Data excerpts
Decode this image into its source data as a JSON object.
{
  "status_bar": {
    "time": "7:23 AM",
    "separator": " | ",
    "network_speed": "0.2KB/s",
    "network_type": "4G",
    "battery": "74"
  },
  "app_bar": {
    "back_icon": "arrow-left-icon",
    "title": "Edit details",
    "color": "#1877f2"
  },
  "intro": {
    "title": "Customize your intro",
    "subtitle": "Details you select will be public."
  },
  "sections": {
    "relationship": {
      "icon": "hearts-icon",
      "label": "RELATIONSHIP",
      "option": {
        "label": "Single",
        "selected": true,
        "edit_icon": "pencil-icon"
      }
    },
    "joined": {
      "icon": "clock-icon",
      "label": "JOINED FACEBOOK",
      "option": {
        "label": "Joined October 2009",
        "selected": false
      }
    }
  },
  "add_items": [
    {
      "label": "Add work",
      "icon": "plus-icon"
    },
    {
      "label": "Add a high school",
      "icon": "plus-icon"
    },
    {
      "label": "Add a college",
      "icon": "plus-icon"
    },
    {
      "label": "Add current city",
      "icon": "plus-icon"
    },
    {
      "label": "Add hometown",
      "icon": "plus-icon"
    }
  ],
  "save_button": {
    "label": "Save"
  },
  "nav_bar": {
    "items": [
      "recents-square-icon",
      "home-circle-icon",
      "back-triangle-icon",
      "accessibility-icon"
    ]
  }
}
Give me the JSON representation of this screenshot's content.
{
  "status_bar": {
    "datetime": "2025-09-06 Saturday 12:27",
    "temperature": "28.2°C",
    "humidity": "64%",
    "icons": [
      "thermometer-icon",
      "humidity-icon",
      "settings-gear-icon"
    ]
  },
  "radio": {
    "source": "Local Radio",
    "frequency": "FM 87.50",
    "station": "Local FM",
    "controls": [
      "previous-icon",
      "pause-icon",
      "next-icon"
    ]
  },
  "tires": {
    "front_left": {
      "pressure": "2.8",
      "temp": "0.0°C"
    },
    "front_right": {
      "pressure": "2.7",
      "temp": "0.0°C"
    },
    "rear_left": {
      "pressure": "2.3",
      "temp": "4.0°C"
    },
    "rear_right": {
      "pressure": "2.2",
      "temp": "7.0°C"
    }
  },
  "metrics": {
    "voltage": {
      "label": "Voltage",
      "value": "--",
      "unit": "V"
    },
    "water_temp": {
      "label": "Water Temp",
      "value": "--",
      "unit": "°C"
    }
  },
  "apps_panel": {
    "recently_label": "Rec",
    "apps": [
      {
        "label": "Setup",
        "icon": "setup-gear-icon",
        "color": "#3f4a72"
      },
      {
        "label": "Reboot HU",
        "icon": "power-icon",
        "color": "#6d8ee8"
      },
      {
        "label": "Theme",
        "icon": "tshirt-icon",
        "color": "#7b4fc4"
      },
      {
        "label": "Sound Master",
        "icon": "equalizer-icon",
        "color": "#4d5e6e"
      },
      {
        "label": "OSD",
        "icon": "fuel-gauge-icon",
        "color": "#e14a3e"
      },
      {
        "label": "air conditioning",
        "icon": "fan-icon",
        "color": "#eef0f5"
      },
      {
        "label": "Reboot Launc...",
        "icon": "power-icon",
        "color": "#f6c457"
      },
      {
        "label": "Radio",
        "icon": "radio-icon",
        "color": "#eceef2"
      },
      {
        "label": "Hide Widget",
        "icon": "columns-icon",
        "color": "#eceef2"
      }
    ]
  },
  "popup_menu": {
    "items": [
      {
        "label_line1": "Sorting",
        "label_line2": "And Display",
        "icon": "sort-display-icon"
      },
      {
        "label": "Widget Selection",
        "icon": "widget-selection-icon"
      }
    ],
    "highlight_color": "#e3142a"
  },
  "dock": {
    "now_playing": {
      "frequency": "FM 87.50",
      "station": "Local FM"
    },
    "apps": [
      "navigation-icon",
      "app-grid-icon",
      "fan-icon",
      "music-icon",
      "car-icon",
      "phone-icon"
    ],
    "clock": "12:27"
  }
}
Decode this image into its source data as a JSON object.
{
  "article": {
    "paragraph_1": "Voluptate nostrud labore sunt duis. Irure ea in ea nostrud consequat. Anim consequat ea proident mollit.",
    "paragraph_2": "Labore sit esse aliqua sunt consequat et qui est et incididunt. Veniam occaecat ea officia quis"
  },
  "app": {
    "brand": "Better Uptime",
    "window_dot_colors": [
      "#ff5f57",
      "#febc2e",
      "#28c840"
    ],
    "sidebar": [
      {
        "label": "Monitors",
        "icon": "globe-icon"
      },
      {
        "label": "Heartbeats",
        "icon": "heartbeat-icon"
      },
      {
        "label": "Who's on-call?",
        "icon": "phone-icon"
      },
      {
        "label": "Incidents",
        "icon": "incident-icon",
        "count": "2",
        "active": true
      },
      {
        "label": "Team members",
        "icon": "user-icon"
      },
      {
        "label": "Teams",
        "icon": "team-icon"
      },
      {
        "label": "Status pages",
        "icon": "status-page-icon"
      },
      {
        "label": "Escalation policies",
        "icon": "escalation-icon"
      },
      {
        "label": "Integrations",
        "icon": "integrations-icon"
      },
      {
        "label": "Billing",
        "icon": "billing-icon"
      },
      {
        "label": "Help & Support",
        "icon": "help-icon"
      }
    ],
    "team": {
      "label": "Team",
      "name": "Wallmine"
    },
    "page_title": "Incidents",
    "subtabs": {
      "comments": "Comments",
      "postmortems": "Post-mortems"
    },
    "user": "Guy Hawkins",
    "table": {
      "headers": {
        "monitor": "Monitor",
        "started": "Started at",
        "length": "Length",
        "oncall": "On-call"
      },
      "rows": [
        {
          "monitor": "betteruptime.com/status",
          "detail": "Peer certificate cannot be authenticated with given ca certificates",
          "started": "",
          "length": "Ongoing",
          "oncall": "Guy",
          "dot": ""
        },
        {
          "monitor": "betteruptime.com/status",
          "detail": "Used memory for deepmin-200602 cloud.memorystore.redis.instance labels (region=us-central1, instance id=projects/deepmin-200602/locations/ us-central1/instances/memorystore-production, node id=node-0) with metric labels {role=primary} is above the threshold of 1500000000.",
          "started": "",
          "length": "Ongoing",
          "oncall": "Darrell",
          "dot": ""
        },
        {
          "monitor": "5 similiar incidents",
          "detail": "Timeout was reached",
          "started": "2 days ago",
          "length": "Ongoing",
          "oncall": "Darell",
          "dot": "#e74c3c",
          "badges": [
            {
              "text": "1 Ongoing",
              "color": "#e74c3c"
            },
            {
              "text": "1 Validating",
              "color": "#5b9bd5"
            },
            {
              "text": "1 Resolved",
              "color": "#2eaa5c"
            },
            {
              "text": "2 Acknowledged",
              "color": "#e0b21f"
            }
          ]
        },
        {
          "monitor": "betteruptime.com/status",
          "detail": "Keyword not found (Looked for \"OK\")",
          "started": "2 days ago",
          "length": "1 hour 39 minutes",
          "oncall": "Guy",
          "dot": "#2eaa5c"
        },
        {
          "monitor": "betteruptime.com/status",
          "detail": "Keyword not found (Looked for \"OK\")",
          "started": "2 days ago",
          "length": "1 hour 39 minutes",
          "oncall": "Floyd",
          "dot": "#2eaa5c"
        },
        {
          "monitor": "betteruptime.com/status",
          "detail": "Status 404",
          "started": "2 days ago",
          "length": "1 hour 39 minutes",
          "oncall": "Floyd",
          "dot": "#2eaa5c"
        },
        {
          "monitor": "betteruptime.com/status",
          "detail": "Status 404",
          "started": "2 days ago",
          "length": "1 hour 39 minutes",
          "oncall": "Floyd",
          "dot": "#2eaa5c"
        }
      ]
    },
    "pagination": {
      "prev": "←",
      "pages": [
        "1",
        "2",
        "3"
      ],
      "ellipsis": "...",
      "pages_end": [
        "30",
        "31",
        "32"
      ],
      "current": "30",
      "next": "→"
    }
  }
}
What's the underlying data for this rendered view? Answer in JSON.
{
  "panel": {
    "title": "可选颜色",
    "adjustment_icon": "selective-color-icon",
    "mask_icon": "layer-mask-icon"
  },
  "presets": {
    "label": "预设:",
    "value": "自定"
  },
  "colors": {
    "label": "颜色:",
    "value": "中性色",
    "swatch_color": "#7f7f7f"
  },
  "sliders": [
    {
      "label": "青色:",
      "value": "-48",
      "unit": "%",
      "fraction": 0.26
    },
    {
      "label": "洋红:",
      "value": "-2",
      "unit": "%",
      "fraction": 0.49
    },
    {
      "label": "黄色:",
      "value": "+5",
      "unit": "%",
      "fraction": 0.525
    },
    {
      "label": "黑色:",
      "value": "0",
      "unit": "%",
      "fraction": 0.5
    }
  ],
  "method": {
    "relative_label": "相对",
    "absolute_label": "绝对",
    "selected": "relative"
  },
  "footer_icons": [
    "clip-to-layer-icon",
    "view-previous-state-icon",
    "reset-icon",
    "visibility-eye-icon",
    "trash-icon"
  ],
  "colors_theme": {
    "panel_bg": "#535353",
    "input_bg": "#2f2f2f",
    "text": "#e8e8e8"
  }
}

Directions = Using the records above, list each line that includes "view".

Full answer =
What's the underlying data for this rendered view? Answer in JSON.
    "view-previous-state-icon",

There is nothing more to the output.